Task description: All entries should be output exactly as they stand.

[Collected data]
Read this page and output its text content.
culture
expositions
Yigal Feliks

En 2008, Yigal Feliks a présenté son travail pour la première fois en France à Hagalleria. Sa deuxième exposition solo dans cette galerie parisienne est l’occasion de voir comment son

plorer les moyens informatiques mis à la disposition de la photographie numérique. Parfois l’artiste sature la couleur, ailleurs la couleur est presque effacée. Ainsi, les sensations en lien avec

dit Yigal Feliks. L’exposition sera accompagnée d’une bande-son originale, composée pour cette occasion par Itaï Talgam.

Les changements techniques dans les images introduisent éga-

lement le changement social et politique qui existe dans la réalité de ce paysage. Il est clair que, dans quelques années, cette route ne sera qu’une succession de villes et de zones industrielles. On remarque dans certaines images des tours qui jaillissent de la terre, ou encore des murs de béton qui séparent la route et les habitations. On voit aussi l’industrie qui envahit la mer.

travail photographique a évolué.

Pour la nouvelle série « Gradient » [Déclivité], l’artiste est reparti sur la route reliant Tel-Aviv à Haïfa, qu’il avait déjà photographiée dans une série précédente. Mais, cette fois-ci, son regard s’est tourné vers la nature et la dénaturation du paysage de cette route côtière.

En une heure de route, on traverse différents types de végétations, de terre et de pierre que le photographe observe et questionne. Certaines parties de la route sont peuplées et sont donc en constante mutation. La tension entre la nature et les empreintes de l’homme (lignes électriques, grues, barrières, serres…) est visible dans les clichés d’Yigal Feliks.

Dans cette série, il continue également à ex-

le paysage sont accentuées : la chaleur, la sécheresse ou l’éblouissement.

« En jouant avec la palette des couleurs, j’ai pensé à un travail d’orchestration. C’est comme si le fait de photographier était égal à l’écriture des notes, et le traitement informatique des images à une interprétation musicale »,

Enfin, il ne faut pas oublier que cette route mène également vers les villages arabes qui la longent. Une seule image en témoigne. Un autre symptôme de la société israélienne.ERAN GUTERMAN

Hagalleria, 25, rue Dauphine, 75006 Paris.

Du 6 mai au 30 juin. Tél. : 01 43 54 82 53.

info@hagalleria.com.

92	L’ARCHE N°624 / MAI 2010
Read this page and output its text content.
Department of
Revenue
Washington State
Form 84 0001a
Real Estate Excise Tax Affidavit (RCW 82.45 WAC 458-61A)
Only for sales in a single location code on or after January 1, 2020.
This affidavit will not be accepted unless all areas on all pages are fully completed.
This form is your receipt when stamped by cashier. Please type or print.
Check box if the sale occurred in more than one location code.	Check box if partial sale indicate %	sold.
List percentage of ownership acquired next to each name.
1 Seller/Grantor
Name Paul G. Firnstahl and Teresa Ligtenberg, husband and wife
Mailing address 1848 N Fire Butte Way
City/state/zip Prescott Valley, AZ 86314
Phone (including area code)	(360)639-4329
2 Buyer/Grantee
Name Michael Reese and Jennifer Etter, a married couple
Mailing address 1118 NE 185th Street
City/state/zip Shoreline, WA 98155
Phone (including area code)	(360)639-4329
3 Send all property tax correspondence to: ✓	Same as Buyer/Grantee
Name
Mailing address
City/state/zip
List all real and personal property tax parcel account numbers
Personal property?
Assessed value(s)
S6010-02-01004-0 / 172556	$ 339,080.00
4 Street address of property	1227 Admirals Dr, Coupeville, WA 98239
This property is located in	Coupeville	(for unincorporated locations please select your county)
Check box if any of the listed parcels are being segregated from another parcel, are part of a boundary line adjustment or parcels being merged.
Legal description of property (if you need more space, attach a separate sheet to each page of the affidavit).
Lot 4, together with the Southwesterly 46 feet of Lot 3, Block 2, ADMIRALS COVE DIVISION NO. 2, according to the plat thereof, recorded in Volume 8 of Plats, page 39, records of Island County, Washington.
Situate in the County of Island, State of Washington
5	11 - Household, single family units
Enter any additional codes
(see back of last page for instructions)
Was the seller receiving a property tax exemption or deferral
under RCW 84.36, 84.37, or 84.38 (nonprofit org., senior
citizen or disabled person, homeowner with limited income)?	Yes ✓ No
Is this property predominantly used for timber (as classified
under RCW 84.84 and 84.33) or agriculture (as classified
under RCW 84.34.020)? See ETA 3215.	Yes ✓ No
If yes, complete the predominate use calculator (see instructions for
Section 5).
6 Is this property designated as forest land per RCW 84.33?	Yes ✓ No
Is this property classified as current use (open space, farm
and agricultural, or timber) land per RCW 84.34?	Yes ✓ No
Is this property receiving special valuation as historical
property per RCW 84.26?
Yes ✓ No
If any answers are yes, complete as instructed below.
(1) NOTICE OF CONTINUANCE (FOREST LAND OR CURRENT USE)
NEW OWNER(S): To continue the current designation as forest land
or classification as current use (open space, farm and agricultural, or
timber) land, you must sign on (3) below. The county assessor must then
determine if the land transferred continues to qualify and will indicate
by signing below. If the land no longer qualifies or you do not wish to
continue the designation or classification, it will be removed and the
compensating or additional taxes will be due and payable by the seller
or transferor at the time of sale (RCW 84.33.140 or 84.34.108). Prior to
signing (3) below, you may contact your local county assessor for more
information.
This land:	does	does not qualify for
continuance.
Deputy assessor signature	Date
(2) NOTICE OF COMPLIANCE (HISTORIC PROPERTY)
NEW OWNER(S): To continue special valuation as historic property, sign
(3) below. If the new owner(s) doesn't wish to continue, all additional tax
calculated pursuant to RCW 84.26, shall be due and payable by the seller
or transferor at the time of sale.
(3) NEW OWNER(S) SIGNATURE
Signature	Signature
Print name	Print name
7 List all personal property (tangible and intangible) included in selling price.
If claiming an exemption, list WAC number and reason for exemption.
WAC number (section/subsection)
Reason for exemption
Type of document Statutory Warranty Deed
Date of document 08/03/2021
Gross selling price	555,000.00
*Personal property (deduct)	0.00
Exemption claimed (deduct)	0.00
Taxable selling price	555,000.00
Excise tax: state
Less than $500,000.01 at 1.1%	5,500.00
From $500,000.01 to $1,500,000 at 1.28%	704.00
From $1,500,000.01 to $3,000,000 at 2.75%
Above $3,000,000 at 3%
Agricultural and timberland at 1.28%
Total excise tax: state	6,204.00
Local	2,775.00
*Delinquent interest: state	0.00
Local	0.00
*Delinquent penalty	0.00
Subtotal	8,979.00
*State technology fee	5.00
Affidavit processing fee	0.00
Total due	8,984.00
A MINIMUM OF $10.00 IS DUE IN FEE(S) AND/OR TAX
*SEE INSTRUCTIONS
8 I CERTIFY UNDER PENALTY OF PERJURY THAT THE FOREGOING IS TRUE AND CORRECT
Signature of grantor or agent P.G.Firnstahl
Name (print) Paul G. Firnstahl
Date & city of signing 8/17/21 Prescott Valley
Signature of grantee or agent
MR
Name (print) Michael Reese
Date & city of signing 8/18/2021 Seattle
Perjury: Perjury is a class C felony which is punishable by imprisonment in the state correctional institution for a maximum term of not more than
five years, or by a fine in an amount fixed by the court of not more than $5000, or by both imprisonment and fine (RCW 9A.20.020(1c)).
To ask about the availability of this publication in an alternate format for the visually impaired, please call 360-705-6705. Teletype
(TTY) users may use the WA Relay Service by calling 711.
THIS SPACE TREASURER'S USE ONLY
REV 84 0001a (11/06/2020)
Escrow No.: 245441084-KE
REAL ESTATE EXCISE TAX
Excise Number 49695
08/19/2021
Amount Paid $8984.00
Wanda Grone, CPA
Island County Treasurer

Correct result:
Read this page and output its text content.
culture
expositions
Yigal Feliks

En 2008, Yigal Feliks a présenté son travail pour la première fois en France à Hagalleria. Sa deuxième exposition solo dans cette galerie parisienne est l’occasion de voir comment son

plorer les moyens informatiques mis à la disposition de la photographie numérique. Parfois l’artiste sature la couleur, ailleurs la couleur est presque effacée. Ainsi, les sensations en lien avec

dit Yigal Feliks. L’exposition sera accompagnée d’une bande-son originale, composée pour cette occasion par Itaï Talgam.

Les changements techniques dans les images introduisent éga-

lement le changement social et politique qui existe dans la réalité de ce paysage. Il est clair que, dans quelques années, cette route ne sera qu’une succession de villes et de zones industrielles. On remarque dans certaines images des tours qui jaillissent de la terre, ou encore des murs de béton qui séparent la route et les habitations. On voit aussi l’industrie qui envahit la mer.

travail photographique a évolué.

Pour la nouvelle série « Gradient » [Déclivité], l’artiste est reparti sur la route reliant Tel-Aviv à Haïfa, qu’il avait déjà photographiée dans une série précédente. Mais, cette fois-ci, son regard s’est tourné vers la nature et la dénaturation du paysage de cette route côtière.

En une heure de route, on traverse différents types de végétations, de terre et de pierre que le photographe observe et questionne. Certaines parties de la route sont peuplées et sont donc en constante mutation. La tension entre la nature et les empreintes de l’homme (lignes électriques, grues, barrières, serres…) est visible dans les clichés d’Yigal Feliks.

Dans cette série, il continue également à ex-

le paysage sont accentuées : la chaleur, la sécheresse ou l’éblouissement.

« En jouant avec la palette des couleurs, j’ai pensé à un travail d’orchestration. C’est comme si le fait de photographier était égal à l’écriture des notes, et le traitement informatique des images à une interprétation musicale »,

Enfin, il ne faut pas oublier que cette route mène également vers les villages arabes qui la longent. Une seule image en témoigne. Un autre symptôme de la société israélienne.ERAN GUTERMAN

Hagalleria, 25, rue Dauphine, 75006 Paris.

Du 6 mai au 30 juin. Tél. : 01 43 54 82 53.

info@hagalleria.com.

92	L’ARCHE N°624 / MAI 2010
Read this page and output its text content.
Department of
Revenue
Washington State
Form 84 0001a
Real Estate Excise Tax Affidavit (RCW 82.45 WAC 458-61A)
Only for sales in a single location code on or after January 1, 2020.
This affidavit will not be accepted unless all areas on all pages are fully completed.
This form is your receipt when stamped by cashier. Please type or print.
Check box if the sale occurred in more than one location code.	Check box if partial sale indicate %	sold.
List percentage of ownership acquired next to each name.
1 Seller/Grantor
Name Paul G. Firnstahl and Teresa Ligtenberg, husband and wife
Mailing address 1848 N Fire Butte Way
City/state/zip Prescott Valley, AZ 86314
Phone (including area code)	(360)639-4329
2 Buyer/Grantee
Name Michael Reese and Jennifer Etter, a married couple
Mailing address 1118 NE 185th Street
City/state/zip Shoreline, WA 98155
Phone (including area code)	(360)639-4329
3 Send all property tax correspondence to: ✓	Same as Buyer/Grantee
Name
Mailing address
City/state/zip
List all real and personal property tax parcel account numbers
Personal property?
Assessed value(s)
S6010-02-01004-0 / 172556	$ 339,080.00
4 Street address of property	1227 Admirals Dr, Coupeville, WA 98239
This property is located in	Coupeville	(for unincorporated locations please select your county)
Check box if any of the listed parcels are being segregated from another parcel, are part of a boundary line adjustment or parcels being merged.
Legal description of property (if you need more space, attach a separate sheet to each page of the affidavit).
Lot 4, together with the Southwesterly 46 feet of Lot 3, Block 2, ADMIRALS COVE DIVISION NO. 2, according to the plat thereof, recorded in Volume 8 of Plats, page 39, records of Island County, Washington.
Situate in the County of Island, State of Washington
5	11 - Household, single family units
Enter any additional codes
(see back of last page for instructions)
Was the seller receiving a property tax exemption or deferral
under RCW 84.36, 84.37, or 84.38 (nonprofit org., senior
citizen or disabled person, homeowner with limited income)?	Yes ✓ No
Is this property predominantly used for timber (as classified
under RCW 84.84 and 84.33) or agriculture (as classified
under RCW 84.34.020)? See ETA 3215.	Yes ✓ No
If yes, complete the predominate use calculator (see instructions for
Section 5).
6 Is this property designated as forest land per RCW 84.33?	Yes ✓ No
Is this property classified as current use (open space, farm
and agricultural, or timber) land per RCW 84.34?	Yes ✓ No
Is this property receiving special valuation as historical
property per RCW 84.26?
Yes ✓ No
If any answers are yes, complete as instructed below.
(1) NOTICE OF CONTINUANCE (FOREST LAND OR CURRENT USE)
NEW OWNER(S): To continue the current designation as forest land
or classification as current use (open space, farm and agricultural, or
timber) land, you must sign on (3) below. The county assessor must then
determine if the land transferred continues to qualify and will indicate
by signing below. If the land no longer qualifies or you do not wish to
continue the designation or classification, it will be removed and the
compensating or additional taxes will be due and payable by the seller
or transferor at the time of sale (RCW 84.33.140 or 84.34.108). Prior to
signing (3) below, you may contact your local county assessor for more
information.
This land:	does	does not qualify for
continuance.
Deputy assessor signature	Date
(2) NOTICE OF COMPLIANCE (HISTORIC PROPERTY)
NEW OWNER(S): To continue special valuation as historic property, sign
(3) below. If the new owner(s) doesn't wish to continue, all additional tax
calculated pursuant to RCW 84.26, shall be due and payable by the seller
or transferor at the time of sale.
(3) NEW OWNER(S) SIGNATURE
Signature	Signature
Print name	Print name
7 List all personal property (tangible and intangible) included in selling price.
If claiming an exemption, list WAC number and reason for exemption.
WAC number (section/subsection)
Reason for exemption
Type of document Statutory Warranty Deed
Date of document 08/03/2021
Gross selling price	555,000.00
*Personal property (deduct)	0.00
Exemption claimed (deduct)	0.00
Taxable selling price	555,000.00
Excise tax: state
Less than $500,000.01 at 1.1%	5,500.00
From $500,000.01 to $1,500,000 at 1.28%	704.00
From $1,500,000.01 to $3,000,000 at 2.75%
Above $3,000,000 at 3%
Agricultural and timberland at 1.28%
Total excise tax: state	6,204.00
Local	2,775.00
*Delinquent interest: state	0.00
Local	0.00
*Delinquent penalty	0.00
Subtotal	8,979.00
*State technology fee	5.00
Affidavit processing fee	0.00
Total due	8,984.00
A MINIMUM OF $10.00 IS DUE IN FEE(S) AND/OR TAX
*SEE INSTRUCTIONS
8 I CERTIFY UNDER PENALTY OF PERJURY THAT THE FOREGOING IS TRUE AND CORRECT
Signature of grantor or agent P.G.Firnstahl
Name (print) Paul G. Firnstahl
Date & city of signing 8/17/21 Prescott Valley
Signature of grantee or agent
MR
Name (print) Michael Reese
Date & city of signing 8/18/2021 Seattle
Perjury: Perjury is a class C felony which is punishable by imprisonment in the state correctional institution for a maximum term of not more than
five years, or by a fine in an amount fixed by the court of not more than $5000, or by both imprisonment and fine (RCW 9A.20.020(1c)).
To ask about the availability of this publication in an alternate format for the visually impaired, please call 360-705-6705. Teletype
(TTY) users may use the WA Relay Service by calling 711.
THIS SPACE TREASURER'S USE ONLY
REV 84 0001a (11/06/2020)
Escrow No.: 245441084-KE
REAL ESTATE EXCISE TAX
Excise Number 49695
08/19/2021
Amount Paid $8984.00
Wanda Grone, CPA
Island County Treasurer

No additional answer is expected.